### Directions for this task
Below you will find a set of lines. Repeat them all exactly.

### The data
* * * * *
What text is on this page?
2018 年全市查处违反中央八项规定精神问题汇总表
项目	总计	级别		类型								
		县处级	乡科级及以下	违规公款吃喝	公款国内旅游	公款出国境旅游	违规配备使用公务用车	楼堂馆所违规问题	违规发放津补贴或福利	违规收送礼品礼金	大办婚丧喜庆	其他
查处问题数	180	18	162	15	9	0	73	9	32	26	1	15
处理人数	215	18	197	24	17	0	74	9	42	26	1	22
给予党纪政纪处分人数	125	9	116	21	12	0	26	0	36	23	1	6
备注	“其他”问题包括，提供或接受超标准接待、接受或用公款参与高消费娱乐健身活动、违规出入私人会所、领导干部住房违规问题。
* * * * *
### Output below
What text is on this page?
2018 年全市查处违反中央八项规定精神问题汇总表
项目	总计	级别		类型								
		县处级	乡科级及以下	违规公款吃喝	公款国内旅游	公款出国境旅游	违规配备使用公务用车	楼堂馆所违规问题	违规发放津补贴或福利	违规收送礼品礼金	大办婚丧喜庆	其他
查处问题数	180	18	162	15	9	0	73	9	32	26	1	15
处理人数	215	18	197	24	17	0	74	9	42	26	1	22
给予党纪政纪处分人数	125	9	116	21	12	0	26	0	36	23	1	6
备注	“其他”问题包括，提供或接受超标准接待、接受或用公款参与高消费娱乐健身活动、违规出入私人会所、领导干部住房违规问题。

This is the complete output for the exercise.